[START OF Excerpted text]
Getting Started
Deploy Crater and use it
The Crater platform relies on a Kubernetes cluster for operation, so before deployment, you need to prepare a series of basic dependency components. These components provide core capabilities such as monitoring, storage, networking, scheduling, and image repository, ensuring the platform can start and run normally.
In the minimal deployment scheme, we try to retain only the most core and indispensable dependencies to avoid introducing too much complexity. The finally determined dependencies include:
- NVIDIA GPU Operator: Responsible for installing GPU drivers, device plugins, and monitoring components, ensuring that Crater can schedule GPU tasks.
- Bitnami PostgreSQL: A PostgreSQL database service without high availability, mainly used as an external database for Crater in this scheme.
- IngressClass (Ingress-Nginx): Responsible for handling external traffic routing, forwarding user requests to internal cluster services.
- Volcano: A scheduling framework for batch processing and AI workloads, which is the core scheduling component of Crater.
- StorageClass (NFS): A unified distributed storage backend that provides persistent storage capabilities for the database and Harbor.
The reason for selecting these components is that they are key supports for the minimal operational environment of the Crater platform. Without them, the platform cannot operate normally. Functions such as Prometheus/Grafana monitoring stack, MetalLB load balancing, OpenEBS storage, which are more powerful but not essential, are excluded from the minimal version to reduce the deployment threshold.
Installation
Install from GitHub Container Registry (Recommended)
# Add the Helm OCI repository
helm registry login ghcr.io
# Install the chart
helm install crater oci://ghcr.io/raids-lab/crater --version 0.1.0
# Or upgrade an existing installation
helm upgrade crater oci://ghcr.io/raids-lab/crater --version 0.1.0
Install from Source
# Clone the repository
git clone https://github.com/raids-lab/crater.git
cd crater/charts
# Install the chart
helm install crater crater/
Configuration
The chart can be configured using a values file. Create a values.yaml
file with your specific configurations:
# Example minimal configuration
backendConfig:
postgres:
host: "your-postgres-host"
password: "your-password"
auth:
accessTokenSecret: "your-access-token-secret"
refreshTokenSecret: "your-refresh-token-secret"
Then install with your values:
helm install crater oci://ghcr.io/raids-lab/crater --values values.yaml
If you want to learn the detailed meanings of the configurations, you can read Configuration Guide.
Prerequisites for Deployment
Component | Purpose |
---|---|
NVIDIA GPU Operator | GPU device plugin and monitoring |
Bitnami PostgreSQL | PostgreSQL database service |
IngressClass | Ingress traffic routing |
Volcano | Base job scheduling framework |
StorageClass (NFS) | Distributed storage backend |
IngressClass
In a production cluster, it is common to use a load balancer (such as MetalLB) together with an Ingress controller. However, in the minimal deployment scenario, we only need a basic Ingress-Nginx controller to route external requests to internal cluster services. This avoids additional dependencies on underlying network plugins or load balancing features.
[END OF Excerpted text]
[START OF Data lines]
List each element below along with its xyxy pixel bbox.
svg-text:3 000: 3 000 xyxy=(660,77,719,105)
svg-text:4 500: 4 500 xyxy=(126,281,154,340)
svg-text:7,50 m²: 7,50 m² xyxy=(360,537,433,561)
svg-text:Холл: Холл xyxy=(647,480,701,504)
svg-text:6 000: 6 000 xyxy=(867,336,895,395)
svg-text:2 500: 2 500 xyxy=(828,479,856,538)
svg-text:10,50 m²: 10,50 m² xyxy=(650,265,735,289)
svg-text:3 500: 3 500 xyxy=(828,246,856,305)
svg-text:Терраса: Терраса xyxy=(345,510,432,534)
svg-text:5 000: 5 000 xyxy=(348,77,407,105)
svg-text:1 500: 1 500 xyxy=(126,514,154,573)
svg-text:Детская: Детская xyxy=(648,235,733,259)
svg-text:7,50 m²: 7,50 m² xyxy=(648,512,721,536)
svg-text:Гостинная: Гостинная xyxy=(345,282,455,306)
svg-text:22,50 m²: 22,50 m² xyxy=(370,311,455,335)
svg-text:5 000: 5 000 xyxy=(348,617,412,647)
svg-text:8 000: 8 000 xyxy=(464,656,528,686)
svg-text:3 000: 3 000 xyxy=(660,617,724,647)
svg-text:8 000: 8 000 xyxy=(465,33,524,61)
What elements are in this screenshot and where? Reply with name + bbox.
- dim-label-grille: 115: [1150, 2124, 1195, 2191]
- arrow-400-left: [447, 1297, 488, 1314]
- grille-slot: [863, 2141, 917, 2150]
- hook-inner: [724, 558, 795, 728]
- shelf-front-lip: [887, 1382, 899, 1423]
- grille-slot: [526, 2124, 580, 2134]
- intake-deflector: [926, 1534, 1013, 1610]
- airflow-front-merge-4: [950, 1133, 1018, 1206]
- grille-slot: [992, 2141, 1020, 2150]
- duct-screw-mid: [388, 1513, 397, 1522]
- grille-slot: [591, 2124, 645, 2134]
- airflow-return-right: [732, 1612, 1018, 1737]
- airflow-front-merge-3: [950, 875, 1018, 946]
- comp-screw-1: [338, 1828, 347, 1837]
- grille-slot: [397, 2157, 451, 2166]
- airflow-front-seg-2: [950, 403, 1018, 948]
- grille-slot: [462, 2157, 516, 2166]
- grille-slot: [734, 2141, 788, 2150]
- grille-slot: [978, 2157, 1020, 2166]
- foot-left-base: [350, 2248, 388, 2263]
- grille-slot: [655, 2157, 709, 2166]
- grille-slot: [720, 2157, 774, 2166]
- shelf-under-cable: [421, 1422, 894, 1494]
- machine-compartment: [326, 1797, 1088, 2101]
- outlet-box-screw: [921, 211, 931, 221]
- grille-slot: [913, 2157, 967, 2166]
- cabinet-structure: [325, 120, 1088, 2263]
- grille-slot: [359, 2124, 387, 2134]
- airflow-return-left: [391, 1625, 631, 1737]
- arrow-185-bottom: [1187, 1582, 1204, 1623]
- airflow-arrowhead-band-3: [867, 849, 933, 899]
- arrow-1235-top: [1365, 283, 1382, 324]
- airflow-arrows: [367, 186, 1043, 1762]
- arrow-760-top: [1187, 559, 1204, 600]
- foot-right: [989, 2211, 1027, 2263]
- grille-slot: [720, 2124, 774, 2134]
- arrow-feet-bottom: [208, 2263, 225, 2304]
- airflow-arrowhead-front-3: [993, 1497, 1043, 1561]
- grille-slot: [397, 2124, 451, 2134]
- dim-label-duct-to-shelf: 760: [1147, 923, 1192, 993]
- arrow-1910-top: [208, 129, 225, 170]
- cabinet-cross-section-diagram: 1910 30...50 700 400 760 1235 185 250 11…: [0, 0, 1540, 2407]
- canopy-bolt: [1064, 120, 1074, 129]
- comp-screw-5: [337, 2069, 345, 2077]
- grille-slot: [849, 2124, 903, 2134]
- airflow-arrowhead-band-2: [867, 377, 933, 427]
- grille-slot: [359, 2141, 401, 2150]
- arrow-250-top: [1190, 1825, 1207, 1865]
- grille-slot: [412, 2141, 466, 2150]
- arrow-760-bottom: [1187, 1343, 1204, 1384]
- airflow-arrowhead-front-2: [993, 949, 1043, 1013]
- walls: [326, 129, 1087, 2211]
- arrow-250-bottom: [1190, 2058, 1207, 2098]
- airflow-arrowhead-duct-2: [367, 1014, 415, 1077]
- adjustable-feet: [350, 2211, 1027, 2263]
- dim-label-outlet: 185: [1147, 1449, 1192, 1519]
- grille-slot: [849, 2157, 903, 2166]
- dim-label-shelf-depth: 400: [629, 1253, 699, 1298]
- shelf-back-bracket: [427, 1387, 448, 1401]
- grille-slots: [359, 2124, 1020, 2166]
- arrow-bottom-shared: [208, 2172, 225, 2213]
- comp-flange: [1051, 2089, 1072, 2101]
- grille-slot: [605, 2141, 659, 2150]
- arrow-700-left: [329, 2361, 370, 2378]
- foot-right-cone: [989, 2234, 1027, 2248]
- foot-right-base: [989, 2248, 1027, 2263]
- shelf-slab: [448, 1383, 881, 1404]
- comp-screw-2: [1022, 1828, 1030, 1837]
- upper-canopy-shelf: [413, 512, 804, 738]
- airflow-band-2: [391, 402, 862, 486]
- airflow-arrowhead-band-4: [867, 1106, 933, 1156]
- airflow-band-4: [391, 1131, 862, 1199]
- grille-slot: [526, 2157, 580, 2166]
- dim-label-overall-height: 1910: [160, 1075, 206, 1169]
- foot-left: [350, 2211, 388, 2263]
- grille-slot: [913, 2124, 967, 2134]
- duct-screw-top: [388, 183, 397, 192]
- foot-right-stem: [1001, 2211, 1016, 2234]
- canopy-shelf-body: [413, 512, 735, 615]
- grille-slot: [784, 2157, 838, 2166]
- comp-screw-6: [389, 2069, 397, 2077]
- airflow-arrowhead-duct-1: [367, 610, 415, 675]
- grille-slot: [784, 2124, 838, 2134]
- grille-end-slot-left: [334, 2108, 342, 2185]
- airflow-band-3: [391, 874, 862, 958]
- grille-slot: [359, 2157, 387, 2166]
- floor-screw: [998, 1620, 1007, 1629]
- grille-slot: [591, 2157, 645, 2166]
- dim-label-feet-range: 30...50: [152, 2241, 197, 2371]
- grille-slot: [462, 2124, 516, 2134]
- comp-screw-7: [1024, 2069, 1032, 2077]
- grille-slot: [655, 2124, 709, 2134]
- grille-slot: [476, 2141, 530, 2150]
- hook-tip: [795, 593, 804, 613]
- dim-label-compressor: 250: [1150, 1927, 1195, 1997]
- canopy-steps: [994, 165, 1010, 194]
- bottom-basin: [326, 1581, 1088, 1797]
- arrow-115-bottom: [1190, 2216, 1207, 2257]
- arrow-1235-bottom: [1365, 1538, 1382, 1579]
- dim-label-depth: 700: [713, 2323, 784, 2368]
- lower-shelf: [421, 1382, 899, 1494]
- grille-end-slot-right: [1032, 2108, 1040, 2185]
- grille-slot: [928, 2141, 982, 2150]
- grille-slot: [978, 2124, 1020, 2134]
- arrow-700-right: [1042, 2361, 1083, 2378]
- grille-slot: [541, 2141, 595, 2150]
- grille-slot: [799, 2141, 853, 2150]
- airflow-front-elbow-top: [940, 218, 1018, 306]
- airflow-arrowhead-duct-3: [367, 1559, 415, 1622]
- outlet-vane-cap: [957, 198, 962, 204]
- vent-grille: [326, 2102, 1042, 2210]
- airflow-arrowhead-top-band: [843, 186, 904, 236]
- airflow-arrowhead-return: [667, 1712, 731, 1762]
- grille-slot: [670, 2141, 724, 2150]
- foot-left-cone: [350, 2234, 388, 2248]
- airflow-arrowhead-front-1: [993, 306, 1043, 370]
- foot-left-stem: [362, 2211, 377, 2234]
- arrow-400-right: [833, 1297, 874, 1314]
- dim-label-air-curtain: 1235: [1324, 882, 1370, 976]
[END OF Data lines]
- _Task requirements_:
a) In the Crater deployment guide, which component is named as the core scheduling component of Crater?
b) Reproduce the Crater deployment guide word for word, starting at "- StorageClass (NFS): A" and stopping after "the deployment threshold.".
Nothing here depends on the records.

- _Per-task answers_:
a) Volcano

b)
- StorageClass (NFS): A unified distributed storage backend that provides persistent storage capabilities for the database and Harbor.
The reason for selecting these components is that they are key supports for the minimal operational environment of the Crater platform. Without them, the platform cannot operate normally. Functions such as Prometheus/Grafana monitoring stack, MetalLB load balancing, OpenEBS storage, which are more powerful but not essential, are excluded from the minimal version to reduce the deployment threshold.